— Exercise objective —
Using the records provided below, locate and copy each line that contains the word "Dakota".
## Start Data excerpts
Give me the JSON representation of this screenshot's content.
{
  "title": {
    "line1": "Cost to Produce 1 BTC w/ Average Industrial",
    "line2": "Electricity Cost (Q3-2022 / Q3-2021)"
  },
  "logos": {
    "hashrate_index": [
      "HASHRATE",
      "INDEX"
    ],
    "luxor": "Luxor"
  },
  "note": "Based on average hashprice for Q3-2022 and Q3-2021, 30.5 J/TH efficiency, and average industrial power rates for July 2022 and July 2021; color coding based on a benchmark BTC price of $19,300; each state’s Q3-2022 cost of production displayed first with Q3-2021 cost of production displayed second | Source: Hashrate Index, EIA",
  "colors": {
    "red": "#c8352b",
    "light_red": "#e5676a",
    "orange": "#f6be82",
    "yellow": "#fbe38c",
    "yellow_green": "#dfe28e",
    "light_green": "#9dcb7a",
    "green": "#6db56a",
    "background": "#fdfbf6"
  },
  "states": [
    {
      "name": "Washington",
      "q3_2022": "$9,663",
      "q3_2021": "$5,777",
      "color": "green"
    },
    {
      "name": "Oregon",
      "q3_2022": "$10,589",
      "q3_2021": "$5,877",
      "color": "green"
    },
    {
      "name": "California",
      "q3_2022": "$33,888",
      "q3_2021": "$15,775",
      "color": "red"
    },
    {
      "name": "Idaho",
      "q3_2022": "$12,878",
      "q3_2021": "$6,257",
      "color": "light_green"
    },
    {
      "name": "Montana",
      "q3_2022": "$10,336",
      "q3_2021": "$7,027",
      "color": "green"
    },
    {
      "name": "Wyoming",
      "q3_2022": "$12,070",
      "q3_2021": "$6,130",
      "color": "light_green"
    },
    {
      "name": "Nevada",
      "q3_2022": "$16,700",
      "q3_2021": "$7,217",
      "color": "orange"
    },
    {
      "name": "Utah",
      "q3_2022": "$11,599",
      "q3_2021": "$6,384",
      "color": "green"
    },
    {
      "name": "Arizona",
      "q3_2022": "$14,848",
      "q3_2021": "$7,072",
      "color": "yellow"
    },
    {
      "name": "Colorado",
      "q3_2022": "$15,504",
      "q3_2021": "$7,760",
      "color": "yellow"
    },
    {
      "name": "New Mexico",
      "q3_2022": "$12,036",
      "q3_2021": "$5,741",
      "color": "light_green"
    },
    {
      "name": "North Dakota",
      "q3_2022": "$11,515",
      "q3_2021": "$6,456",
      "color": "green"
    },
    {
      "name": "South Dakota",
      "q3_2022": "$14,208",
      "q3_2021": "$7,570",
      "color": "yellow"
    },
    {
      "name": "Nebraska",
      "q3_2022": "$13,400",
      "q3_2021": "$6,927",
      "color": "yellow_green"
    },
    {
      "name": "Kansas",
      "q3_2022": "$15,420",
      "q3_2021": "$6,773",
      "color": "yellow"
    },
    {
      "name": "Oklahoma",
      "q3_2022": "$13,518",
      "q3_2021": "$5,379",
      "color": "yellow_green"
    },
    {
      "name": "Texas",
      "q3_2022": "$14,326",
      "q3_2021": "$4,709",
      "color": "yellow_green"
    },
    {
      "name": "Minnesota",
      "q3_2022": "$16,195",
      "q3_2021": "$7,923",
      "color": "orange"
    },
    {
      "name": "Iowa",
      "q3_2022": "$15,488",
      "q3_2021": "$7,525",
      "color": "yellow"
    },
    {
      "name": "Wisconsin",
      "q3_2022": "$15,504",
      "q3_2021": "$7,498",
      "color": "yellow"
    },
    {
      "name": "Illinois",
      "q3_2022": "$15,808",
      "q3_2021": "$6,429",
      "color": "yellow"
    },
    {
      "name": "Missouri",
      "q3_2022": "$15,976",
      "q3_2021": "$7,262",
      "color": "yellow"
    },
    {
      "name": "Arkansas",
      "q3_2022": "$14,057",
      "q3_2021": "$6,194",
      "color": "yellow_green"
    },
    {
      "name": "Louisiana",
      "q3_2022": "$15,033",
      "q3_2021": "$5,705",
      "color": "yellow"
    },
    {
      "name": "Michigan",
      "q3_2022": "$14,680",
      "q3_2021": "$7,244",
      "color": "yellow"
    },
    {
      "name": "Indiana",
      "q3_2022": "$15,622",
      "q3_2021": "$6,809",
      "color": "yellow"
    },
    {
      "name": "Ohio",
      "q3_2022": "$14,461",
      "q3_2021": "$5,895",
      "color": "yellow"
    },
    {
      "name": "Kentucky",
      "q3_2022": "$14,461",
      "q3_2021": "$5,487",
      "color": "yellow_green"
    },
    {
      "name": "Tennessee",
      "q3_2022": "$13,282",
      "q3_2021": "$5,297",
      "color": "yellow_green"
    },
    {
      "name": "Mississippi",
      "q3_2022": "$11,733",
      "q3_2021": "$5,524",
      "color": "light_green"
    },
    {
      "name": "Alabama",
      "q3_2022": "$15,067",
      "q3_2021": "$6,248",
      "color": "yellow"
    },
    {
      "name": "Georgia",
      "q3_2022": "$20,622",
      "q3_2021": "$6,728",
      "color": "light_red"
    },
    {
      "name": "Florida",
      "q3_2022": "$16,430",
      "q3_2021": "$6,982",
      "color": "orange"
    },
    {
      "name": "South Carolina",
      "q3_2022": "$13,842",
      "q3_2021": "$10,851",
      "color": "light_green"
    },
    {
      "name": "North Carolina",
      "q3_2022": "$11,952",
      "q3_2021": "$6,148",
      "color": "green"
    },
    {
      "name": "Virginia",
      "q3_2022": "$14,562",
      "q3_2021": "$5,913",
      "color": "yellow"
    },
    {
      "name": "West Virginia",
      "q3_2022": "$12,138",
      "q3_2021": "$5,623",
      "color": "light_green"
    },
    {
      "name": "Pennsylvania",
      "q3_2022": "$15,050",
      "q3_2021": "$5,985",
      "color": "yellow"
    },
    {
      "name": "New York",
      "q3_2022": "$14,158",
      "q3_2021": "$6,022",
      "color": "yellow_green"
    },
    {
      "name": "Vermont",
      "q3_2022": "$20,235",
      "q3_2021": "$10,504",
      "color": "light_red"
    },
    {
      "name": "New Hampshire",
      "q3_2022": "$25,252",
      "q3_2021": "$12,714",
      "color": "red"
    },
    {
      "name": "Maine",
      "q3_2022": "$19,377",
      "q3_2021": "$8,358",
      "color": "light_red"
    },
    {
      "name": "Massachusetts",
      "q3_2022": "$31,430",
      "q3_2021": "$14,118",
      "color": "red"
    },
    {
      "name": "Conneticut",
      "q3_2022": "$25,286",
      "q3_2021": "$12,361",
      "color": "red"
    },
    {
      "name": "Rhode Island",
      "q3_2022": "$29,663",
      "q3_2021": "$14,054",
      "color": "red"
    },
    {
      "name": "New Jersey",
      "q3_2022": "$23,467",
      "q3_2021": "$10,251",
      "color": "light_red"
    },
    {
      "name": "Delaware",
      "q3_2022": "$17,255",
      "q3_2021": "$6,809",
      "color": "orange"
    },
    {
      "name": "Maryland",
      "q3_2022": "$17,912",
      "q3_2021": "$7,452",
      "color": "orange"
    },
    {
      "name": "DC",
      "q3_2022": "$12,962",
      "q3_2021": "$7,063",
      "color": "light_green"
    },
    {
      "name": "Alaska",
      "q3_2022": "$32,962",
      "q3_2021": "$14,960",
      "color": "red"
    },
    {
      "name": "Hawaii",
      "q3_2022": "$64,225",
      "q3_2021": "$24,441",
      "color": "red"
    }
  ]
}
## End Data excerpts
— Full response —
      "name": "North Dakota",
      "name": "South Dakota",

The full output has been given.